- **Items from a figure collection**

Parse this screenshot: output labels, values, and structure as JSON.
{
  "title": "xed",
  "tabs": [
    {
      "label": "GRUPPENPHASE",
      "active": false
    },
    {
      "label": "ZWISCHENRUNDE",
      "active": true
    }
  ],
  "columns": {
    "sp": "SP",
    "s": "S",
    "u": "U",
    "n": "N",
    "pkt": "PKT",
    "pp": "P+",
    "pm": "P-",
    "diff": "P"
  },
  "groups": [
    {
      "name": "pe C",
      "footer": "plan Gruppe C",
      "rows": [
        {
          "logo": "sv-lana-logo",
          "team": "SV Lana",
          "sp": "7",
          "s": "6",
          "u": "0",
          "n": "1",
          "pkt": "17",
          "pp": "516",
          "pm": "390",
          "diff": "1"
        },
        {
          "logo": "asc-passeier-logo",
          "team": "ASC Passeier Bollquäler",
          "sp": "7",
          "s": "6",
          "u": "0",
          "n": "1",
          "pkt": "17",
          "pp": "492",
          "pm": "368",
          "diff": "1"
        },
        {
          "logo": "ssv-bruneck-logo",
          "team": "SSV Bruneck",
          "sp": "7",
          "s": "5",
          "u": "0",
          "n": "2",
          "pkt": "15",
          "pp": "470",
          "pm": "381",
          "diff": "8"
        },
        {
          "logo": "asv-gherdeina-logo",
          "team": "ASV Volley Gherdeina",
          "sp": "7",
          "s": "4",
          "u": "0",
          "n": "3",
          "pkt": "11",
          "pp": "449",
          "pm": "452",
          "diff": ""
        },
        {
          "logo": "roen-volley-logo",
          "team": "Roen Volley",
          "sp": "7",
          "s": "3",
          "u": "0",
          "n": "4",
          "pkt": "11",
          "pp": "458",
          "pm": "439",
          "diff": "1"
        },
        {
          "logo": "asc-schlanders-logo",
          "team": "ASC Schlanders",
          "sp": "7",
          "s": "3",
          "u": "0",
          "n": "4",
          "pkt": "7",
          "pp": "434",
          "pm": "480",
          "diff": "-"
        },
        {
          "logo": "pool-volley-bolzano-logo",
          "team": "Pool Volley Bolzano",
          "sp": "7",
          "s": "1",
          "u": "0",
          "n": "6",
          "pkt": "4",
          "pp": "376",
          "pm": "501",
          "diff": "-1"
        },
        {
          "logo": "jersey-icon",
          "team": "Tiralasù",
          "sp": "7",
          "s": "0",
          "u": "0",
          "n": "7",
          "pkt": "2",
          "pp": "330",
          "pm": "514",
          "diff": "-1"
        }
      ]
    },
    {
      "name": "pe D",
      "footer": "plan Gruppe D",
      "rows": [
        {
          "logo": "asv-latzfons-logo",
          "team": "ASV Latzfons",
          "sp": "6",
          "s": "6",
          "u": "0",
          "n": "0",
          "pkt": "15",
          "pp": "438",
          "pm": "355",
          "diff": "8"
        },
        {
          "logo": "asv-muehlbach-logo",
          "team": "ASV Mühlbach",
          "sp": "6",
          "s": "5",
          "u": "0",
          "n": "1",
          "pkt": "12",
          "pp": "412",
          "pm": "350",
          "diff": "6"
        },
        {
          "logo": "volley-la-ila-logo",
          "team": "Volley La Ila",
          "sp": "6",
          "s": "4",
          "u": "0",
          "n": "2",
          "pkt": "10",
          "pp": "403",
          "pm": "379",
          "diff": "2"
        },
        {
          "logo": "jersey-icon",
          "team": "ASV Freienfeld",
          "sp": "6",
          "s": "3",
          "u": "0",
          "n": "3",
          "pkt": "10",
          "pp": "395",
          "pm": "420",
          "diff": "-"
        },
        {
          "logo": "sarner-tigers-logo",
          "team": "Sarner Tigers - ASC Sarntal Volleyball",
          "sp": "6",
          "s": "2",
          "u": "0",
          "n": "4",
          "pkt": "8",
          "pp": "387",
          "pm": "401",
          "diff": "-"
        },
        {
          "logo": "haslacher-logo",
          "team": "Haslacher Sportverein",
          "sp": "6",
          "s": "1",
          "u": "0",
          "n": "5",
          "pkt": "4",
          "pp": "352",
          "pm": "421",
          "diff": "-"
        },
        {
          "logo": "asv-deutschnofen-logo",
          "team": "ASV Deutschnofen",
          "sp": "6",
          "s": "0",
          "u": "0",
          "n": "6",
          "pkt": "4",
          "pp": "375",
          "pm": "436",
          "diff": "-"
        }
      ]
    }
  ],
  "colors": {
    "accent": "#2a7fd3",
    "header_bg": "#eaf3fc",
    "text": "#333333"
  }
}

...

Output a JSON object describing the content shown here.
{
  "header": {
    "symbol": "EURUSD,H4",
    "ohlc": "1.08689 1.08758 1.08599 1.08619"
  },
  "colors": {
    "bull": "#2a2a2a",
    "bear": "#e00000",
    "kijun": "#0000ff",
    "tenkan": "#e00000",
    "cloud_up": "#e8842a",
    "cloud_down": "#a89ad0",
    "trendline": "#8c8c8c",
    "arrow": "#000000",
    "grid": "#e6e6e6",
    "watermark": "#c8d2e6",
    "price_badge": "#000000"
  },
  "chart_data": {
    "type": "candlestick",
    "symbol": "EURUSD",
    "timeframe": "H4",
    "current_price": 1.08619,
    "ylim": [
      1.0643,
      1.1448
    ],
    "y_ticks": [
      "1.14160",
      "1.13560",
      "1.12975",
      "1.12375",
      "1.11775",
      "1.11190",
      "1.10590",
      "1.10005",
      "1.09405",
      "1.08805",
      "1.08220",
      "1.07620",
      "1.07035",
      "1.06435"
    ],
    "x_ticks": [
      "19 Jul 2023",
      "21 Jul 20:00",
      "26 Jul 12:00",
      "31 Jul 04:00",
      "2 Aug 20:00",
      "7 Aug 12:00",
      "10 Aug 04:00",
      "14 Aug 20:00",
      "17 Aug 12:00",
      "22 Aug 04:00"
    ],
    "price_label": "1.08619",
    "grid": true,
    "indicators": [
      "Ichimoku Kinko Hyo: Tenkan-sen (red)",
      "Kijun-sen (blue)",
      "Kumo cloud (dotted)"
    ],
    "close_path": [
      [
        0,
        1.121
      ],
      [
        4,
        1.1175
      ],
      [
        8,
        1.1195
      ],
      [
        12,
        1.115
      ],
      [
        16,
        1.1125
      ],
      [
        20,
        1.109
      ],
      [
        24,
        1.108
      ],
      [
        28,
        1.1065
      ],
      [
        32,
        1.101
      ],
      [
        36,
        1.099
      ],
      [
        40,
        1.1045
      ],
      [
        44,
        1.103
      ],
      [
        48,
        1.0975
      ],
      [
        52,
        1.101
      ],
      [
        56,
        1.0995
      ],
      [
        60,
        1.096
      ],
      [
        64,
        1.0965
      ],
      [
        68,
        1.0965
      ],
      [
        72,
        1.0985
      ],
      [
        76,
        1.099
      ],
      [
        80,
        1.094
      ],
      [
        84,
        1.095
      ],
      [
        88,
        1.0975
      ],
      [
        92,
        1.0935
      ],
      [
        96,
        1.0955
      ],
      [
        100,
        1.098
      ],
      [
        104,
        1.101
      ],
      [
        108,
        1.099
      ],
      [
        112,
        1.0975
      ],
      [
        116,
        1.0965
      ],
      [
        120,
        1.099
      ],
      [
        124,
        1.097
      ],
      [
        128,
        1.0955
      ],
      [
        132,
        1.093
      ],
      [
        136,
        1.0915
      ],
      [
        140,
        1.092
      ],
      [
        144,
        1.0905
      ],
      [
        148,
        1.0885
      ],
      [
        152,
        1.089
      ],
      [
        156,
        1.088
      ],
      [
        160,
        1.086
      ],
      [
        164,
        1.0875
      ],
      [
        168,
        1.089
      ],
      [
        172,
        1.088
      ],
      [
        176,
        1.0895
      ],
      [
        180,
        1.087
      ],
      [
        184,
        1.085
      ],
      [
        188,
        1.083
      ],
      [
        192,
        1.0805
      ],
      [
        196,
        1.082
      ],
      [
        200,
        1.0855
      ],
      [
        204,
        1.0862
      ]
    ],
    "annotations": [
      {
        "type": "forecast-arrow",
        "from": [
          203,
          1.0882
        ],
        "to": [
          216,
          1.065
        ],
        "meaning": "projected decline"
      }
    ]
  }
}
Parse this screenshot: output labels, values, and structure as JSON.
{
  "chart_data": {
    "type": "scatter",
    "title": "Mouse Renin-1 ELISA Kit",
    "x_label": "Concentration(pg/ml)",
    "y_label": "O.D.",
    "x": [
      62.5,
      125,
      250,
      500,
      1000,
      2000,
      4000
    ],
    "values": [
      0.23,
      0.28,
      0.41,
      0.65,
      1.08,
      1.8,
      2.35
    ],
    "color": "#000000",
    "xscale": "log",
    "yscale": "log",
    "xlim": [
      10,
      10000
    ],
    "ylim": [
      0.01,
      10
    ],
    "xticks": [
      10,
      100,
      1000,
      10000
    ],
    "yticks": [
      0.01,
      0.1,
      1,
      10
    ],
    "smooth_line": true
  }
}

- **Written exercise**
Extract all lines from the material above that include the word "plan".

- **Response to the exercise**
      "footer": "plan Gruppe C",
      "footer": "plan Gruppe D",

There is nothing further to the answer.